- TASK BRIEF: Search the material for the word "style" and copy each line that holds it.
|---|
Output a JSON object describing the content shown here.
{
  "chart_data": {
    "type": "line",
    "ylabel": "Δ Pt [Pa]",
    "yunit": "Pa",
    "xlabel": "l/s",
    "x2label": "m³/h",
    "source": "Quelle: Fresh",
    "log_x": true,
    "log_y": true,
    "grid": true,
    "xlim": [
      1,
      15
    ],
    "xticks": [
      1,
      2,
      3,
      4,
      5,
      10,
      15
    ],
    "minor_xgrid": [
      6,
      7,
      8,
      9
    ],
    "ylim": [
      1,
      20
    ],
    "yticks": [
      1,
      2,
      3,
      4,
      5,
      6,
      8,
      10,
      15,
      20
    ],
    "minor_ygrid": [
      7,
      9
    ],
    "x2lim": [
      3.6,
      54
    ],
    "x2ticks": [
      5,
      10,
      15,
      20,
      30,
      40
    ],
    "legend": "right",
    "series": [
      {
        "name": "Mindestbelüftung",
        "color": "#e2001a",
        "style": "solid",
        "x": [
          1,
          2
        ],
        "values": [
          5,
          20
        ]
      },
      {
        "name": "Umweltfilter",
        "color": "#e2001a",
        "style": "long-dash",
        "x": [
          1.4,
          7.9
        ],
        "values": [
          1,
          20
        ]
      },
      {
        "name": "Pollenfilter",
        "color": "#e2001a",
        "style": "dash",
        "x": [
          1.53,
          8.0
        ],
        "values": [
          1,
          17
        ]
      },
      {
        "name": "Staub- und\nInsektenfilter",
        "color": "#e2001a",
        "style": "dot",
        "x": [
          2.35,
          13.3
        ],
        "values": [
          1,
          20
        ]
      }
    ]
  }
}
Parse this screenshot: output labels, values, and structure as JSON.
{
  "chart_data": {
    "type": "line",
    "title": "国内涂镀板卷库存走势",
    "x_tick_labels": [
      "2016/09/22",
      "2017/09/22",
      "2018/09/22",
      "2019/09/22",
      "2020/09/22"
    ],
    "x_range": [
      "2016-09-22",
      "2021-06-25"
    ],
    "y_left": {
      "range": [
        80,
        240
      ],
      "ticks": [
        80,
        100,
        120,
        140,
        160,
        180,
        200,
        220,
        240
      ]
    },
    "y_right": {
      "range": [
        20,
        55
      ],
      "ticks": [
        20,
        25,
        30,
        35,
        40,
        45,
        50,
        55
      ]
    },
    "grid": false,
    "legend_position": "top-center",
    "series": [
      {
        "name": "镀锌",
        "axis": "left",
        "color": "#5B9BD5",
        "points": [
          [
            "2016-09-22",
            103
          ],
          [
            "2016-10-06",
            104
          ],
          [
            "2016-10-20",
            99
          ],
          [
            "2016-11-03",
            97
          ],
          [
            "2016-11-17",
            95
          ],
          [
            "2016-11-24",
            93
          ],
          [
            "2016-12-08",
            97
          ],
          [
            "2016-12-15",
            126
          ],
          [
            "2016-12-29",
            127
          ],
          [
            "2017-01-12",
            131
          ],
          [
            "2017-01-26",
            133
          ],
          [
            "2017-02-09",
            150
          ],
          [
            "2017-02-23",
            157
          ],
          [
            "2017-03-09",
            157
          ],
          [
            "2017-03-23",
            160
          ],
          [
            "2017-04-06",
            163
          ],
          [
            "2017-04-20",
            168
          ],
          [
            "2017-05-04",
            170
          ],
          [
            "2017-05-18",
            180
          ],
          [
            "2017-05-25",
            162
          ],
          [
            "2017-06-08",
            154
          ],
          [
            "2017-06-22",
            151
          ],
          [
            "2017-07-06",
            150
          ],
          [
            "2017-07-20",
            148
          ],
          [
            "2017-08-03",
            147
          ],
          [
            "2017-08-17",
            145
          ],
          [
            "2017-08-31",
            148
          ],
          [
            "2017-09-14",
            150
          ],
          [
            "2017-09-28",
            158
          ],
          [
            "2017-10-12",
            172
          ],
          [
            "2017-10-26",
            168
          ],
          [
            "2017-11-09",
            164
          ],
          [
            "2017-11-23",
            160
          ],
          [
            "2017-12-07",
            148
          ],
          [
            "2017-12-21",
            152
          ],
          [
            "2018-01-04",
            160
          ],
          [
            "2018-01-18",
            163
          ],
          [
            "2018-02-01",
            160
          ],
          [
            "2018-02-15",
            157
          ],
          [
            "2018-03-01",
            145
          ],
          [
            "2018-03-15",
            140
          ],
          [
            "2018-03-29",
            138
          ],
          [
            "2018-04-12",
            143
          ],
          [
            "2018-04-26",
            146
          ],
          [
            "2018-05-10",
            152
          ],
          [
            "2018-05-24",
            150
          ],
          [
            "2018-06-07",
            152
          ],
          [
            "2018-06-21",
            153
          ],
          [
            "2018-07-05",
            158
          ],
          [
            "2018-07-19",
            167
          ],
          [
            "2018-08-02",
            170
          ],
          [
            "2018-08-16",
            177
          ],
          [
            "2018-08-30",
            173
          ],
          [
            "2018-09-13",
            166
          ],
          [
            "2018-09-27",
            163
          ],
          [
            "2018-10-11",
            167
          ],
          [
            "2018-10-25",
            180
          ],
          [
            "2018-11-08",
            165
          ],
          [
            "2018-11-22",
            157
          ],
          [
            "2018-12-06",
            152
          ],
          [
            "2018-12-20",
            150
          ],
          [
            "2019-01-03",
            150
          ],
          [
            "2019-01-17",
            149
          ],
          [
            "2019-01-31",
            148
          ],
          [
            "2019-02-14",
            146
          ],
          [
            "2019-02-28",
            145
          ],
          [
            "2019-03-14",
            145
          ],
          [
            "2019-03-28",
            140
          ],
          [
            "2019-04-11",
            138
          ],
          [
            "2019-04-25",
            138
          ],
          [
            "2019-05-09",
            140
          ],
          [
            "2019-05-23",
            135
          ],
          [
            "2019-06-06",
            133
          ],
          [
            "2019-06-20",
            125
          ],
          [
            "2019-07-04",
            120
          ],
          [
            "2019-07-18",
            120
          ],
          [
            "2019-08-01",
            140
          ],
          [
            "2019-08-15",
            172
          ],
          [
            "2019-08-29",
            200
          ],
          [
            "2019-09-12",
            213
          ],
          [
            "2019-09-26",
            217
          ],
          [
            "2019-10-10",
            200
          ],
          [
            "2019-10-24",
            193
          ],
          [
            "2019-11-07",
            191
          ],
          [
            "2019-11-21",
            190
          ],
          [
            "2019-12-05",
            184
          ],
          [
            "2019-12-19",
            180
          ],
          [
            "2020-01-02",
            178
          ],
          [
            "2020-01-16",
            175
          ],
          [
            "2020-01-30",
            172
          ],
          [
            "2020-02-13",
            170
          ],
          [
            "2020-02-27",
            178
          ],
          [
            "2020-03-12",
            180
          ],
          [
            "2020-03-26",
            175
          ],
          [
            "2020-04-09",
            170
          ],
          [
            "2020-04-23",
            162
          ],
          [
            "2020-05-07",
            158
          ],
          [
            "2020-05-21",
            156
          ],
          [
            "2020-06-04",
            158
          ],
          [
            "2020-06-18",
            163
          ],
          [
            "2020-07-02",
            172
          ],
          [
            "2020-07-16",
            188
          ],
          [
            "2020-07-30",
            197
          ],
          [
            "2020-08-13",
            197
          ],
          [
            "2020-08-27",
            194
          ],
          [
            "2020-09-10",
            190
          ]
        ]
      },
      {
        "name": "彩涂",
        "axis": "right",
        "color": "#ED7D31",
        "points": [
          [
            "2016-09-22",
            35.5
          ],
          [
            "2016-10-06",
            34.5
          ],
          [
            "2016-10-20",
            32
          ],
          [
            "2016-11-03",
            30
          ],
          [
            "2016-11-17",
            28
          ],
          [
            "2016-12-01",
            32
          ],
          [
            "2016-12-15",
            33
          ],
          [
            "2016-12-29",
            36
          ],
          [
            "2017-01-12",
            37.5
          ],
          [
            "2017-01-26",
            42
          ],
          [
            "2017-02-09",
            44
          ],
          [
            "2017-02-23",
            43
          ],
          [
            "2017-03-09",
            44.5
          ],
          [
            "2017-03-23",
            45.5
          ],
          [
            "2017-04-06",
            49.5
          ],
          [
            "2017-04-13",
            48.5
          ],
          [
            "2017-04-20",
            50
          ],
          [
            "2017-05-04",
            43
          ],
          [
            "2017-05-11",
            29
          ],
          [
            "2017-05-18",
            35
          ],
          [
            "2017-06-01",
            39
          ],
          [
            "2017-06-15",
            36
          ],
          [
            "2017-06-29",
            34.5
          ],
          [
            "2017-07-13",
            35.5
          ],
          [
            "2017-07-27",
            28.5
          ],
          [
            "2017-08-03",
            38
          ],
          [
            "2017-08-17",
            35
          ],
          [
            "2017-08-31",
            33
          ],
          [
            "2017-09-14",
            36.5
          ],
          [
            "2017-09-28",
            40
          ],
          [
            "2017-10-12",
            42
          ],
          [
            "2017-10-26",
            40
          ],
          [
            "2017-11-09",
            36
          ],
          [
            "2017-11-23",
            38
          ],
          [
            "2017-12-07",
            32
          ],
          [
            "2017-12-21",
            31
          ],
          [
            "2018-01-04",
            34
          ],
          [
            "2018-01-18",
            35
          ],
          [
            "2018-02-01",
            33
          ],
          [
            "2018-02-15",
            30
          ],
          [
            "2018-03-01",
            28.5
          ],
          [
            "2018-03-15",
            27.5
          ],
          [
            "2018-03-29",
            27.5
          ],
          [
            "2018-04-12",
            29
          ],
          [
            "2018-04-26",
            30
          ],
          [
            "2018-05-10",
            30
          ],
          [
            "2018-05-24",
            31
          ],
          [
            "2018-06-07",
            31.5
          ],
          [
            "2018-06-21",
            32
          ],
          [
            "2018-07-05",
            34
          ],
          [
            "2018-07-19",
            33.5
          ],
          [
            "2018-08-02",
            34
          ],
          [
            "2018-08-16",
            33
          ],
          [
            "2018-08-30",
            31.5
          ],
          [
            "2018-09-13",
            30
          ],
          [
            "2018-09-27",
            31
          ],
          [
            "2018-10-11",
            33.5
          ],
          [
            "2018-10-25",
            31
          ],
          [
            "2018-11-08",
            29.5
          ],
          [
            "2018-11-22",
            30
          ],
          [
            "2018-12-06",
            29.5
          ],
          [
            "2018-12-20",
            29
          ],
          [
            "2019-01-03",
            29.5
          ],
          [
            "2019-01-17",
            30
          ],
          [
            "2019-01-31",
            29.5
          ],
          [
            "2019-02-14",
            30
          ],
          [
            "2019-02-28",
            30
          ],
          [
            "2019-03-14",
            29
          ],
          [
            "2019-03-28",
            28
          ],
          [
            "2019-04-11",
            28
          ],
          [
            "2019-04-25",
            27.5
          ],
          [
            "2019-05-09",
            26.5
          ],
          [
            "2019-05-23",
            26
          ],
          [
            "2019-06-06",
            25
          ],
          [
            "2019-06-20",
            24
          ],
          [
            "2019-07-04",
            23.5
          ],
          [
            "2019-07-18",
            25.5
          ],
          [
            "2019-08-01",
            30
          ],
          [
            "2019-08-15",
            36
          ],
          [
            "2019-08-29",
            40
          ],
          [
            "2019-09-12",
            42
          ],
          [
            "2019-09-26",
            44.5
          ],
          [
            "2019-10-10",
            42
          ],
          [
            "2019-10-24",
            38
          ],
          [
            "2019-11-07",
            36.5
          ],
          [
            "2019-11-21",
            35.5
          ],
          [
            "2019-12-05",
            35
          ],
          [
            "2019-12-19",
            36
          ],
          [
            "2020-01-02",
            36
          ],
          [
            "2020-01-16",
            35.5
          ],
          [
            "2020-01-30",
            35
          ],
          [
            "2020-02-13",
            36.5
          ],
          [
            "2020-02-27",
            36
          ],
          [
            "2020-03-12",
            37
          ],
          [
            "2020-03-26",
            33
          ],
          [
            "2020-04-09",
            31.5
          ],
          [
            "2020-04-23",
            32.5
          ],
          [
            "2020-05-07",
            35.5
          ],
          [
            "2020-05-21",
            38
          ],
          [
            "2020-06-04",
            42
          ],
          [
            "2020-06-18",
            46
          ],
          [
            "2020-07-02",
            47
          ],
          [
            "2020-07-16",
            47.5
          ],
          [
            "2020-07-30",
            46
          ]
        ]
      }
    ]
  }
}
|---|
- REPLY TO THE EXERCISE:
        "style": "solid",
        "style": "long-dash",
        "style": "dash",
        "style": "dot",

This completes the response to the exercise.